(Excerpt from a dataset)
+++

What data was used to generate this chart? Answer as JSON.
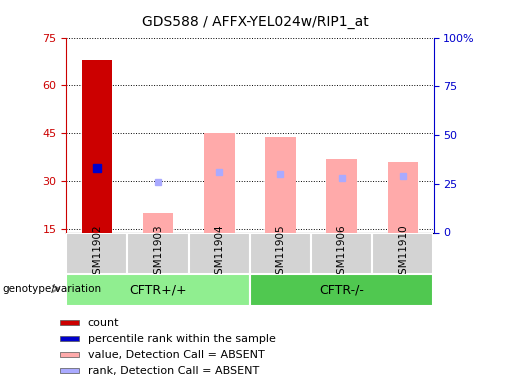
{
  "title": "GDS588 / AFFX-YEL024w/RIP1_at",
  "samples": [
    "GSM11902",
    "GSM11903",
    "GSM11904",
    "GSM11905",
    "GSM11906",
    "GSM11910"
  ],
  "ylim_left": [
    14,
    75
  ],
  "ylim_right": [
    0,
    100
  ],
  "yticks_left": [
    15,
    30,
    45,
    60,
    75
  ],
  "yticks_right": [
    0,
    25,
    50,
    75,
    100
  ],
  "count_bar": {
    "sample": "GSM11902",
    "value": 68,
    "color": "#cc0000"
  },
  "percentile_bar": {
    "sample": "GSM11902",
    "value": 33,
    "color": "#0000cc"
  },
  "absent_values": {
    "GSM11903": 20,
    "GSM11904": 45,
    "GSM11905": 44,
    "GSM11906": 37,
    "GSM11910": 36
  },
  "absent_ranks": {
    "GSM11903": 26,
    "GSM11904": 31,
    "GSM11905": 30,
    "GSM11906": 28,
    "GSM11910": 29
  },
  "absent_value_color": "#ffaaaa",
  "absent_rank_color": "#aaaaff",
  "groups": [
    {
      "label": "CFTR+/+",
      "samples": [
        "GSM11902",
        "GSM11903",
        "GSM11904"
      ],
      "color": "#90ee90"
    },
    {
      "label": "CFTR-/-",
      "samples": [
        "GSM11905",
        "GSM11906",
        "GSM11910"
      ],
      "color": "#50c850"
    }
  ],
  "group_label": "genotype/variation",
  "legend_items": [
    {
      "label": "count",
      "color": "#cc0000"
    },
    {
      "label": "percentile rank within the sample",
      "color": "#0000cc"
    },
    {
      "label": "value, Detection Call = ABSENT",
      "color": "#ffaaaa"
    },
    {
      "label": "rank, Detection Call = ABSENT",
      "color": "#aaaaff"
    }
  ],
  "bar_width": 0.5,
  "sample_area_bg": "#d3d3d3",
  "dotted_grid_color": "#000000",
  "left_axis_color": "#cc0000",
  "right_axis_color": "#0000cc"
}
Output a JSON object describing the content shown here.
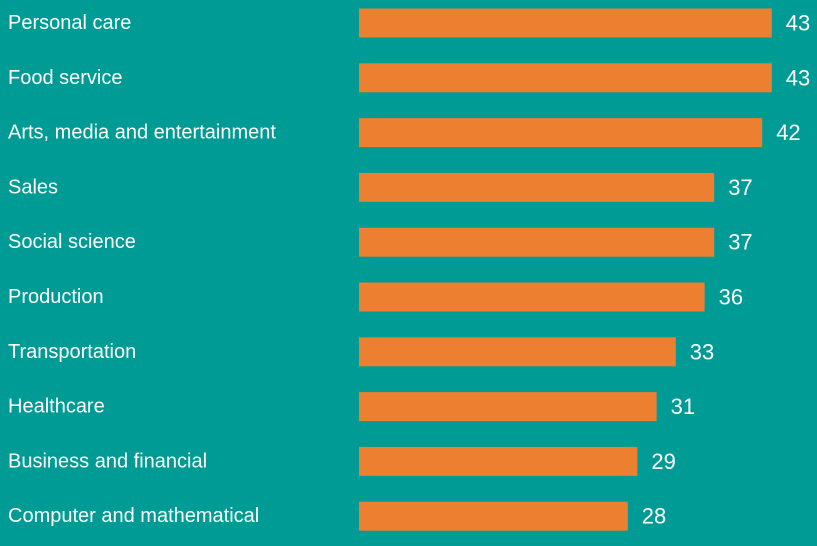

+++

PROBLEM DETAILS =>
Print each line of the material above exactly, with the pictures removed from your copy.

TASK RESPONSE =>
What data was used to generate this chart? Answer as JSON.
{
  "title": "GDS588 / AFFX-YEL024w/RIP1_at",
  "samples": [
    "GSM11902",
    "GSM11903",
    "GSM11904",
    "GSM11905",
    "GSM11906",
    "GSM11910"
  ],
  "ylim_left": [
    14,
    75
  ],
  "ylim_right": [
    0,
    100
  ],
  "yticks_left": [
    15,
    30,
    45,
    60,
    75
  ],
  "yticks_right": [
    0,
    25,
    50,
    75,
    100
  ],
  "count_bar": {
    "sample": "GSM11902",
    "value": 68,
    "color": "#cc0000"
  },
  "percentile_bar": {
    "sample": "GSM11902",
    "value": 33,
    "color": "#0000cc"
  },
  "absent_values": {
    "GSM11903": 20,
    "GSM11904": 45,
    "GSM11905": 44,
    "GSM11906": 37,
    "GSM11910": 36
  },
  "absent_ranks": {
    "GSM11903": 26,
    "GSM11904": 31,
    "GSM11905": 30,
    "GSM11906": 28,
    "GSM11910": 29
  },
  "absent_value_color": "#ffaaaa",
  "absent_rank_color": "#aaaaff",
  "groups": [
    {
      "label": "CFTR+/+",
      "samples": [
        "GSM11902",
        "GSM11903",
        "GSM11904"
      ],
      "color": "#90ee90"
    },
    {
      "label": "CFTR-/-",
      "samples": [
        "GSM11905",
        "GSM11906",
        "GSM11910"
      ],
      "color": "#50c850"
    }
  ],
  "group_label": "genotype/variation",
  "legend_items": [
    {
      "label": "count",
      "color": "#cc0000"
    },
    {
      "label": "percentile rank within the sample",
      "color": "#0000cc"
    },
    {
      "label": "value, Detection Call = ABSENT",
      "color": "#ffaaaa"
    },
    {
      "label": "rank, Detection Call = ABSENT",
      "color": "#aaaaff"
    }
  ],
  "bar_width": 0.5,
  "sample_area_bg": "#d3d3d3",
  "dotted_grid_color": "#000000",
  "left_axis_color": "#cc0000",
  "right_axis_color": "#0000cc"
}
Output a JSON object describing the content shown here.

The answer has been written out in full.